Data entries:

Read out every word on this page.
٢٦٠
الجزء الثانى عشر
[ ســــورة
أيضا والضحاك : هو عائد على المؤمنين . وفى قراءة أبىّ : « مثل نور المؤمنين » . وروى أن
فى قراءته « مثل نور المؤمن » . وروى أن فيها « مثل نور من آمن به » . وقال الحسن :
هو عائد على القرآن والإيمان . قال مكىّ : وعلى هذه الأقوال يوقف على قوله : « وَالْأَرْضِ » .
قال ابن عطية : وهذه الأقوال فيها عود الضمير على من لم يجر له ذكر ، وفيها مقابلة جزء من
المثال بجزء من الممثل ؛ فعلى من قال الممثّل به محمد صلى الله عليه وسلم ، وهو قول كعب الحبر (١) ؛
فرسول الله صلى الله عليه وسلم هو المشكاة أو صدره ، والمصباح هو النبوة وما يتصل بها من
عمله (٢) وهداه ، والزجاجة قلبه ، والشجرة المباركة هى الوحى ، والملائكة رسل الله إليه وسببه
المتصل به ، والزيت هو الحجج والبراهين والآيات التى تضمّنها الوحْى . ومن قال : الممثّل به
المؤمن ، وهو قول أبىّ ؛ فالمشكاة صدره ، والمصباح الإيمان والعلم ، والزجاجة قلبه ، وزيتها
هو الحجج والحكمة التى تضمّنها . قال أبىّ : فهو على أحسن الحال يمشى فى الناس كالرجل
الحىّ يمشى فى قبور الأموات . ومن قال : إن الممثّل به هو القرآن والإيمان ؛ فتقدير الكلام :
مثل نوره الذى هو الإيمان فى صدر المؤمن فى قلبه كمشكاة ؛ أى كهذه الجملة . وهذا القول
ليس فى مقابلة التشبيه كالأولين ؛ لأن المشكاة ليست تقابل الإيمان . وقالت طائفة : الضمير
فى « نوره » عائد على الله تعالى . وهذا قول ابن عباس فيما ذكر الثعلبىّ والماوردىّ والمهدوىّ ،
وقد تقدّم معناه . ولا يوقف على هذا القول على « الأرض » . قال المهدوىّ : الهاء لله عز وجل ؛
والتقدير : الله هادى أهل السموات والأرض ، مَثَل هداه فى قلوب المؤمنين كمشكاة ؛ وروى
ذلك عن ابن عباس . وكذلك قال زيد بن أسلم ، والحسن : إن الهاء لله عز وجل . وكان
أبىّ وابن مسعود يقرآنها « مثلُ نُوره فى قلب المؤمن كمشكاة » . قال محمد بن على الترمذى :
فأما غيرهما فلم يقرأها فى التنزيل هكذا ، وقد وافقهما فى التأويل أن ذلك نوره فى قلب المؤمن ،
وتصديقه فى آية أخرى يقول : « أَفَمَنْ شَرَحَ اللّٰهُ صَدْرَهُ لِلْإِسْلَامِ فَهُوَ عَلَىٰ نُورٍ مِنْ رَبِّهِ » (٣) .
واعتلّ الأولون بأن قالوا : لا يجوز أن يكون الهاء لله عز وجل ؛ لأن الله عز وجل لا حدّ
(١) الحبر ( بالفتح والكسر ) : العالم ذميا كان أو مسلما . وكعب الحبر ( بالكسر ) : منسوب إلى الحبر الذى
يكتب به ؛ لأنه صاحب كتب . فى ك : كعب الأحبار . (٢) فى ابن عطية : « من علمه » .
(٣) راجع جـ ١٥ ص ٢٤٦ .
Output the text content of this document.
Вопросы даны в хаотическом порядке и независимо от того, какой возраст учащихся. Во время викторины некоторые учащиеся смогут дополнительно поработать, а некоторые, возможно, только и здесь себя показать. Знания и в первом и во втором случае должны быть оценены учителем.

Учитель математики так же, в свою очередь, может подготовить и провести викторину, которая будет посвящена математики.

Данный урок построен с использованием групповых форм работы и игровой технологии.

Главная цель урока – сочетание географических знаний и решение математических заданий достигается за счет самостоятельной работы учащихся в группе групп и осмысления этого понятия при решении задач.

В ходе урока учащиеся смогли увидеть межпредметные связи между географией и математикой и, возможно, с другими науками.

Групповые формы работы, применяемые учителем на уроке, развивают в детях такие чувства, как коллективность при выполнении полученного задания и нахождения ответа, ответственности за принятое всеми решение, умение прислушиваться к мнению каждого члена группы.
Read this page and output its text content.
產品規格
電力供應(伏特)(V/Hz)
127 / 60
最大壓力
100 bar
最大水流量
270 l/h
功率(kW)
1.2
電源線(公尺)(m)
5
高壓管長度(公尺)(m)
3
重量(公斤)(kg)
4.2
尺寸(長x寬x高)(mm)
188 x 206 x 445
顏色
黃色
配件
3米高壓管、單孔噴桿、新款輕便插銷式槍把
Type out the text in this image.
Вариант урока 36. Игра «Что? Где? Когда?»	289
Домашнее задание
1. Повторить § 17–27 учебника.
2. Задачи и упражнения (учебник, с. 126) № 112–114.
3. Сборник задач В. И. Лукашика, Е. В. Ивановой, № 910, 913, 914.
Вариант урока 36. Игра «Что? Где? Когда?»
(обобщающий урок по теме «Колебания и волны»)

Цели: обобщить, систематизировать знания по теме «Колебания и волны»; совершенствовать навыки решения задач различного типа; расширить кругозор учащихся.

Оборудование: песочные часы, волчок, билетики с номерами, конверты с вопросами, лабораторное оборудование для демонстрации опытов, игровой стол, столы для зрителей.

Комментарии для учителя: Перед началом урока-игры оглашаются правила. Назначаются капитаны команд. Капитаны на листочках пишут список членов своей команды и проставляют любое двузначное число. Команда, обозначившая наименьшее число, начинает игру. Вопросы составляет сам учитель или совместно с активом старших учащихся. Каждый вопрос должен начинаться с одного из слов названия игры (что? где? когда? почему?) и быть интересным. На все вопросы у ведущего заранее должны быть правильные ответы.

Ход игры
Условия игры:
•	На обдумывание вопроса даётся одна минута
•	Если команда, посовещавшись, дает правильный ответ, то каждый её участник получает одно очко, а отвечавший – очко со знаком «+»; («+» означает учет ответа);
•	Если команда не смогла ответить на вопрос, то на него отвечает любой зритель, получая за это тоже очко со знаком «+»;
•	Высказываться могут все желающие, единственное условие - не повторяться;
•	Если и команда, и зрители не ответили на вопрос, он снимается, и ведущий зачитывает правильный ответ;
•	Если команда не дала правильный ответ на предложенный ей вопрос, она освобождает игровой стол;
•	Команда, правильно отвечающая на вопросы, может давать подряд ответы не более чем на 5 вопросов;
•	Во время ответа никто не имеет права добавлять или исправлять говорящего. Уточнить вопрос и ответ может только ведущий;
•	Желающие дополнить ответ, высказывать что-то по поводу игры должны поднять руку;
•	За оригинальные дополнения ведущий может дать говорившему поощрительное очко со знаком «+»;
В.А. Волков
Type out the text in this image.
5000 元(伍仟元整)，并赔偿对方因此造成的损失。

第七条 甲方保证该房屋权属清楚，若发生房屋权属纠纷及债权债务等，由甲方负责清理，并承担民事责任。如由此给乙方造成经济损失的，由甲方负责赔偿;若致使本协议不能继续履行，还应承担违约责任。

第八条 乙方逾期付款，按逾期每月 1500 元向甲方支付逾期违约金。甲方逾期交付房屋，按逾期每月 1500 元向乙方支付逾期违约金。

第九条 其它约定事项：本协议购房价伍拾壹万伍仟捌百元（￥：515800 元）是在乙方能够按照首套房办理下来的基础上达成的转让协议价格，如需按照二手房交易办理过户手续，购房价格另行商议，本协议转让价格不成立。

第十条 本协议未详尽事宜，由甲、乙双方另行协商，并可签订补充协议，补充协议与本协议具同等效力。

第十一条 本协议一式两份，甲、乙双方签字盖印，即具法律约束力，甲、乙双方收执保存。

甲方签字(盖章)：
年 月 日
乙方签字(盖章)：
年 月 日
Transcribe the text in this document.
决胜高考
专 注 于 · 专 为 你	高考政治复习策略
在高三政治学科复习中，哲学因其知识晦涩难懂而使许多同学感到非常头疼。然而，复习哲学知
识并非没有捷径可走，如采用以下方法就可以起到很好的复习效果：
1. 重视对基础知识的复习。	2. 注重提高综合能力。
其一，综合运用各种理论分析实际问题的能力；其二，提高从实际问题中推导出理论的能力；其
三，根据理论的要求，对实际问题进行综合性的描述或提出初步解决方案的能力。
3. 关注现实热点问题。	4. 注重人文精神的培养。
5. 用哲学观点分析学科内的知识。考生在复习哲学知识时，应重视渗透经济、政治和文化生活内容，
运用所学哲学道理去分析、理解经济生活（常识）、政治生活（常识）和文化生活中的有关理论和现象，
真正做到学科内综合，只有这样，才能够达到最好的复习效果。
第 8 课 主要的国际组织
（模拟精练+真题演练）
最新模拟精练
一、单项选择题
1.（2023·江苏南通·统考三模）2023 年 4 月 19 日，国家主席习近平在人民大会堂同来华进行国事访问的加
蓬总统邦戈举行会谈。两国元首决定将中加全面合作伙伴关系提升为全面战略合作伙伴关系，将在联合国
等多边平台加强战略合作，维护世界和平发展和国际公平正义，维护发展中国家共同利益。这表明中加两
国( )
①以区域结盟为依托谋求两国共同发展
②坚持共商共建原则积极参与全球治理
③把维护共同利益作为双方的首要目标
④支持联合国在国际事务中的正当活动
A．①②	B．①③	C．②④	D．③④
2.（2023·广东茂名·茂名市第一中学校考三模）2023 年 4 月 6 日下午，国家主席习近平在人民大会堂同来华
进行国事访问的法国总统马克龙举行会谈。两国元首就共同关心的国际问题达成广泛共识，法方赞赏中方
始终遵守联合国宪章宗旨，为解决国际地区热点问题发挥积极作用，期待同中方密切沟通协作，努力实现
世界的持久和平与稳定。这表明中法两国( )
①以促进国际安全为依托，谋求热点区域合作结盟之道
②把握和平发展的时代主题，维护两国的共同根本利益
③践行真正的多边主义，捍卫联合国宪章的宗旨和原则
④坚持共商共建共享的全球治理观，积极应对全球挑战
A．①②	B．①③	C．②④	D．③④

▶ [Requirement] Work out the count of lines containing the word "التى", then write only that count.

▶ [Response to this exercise] 2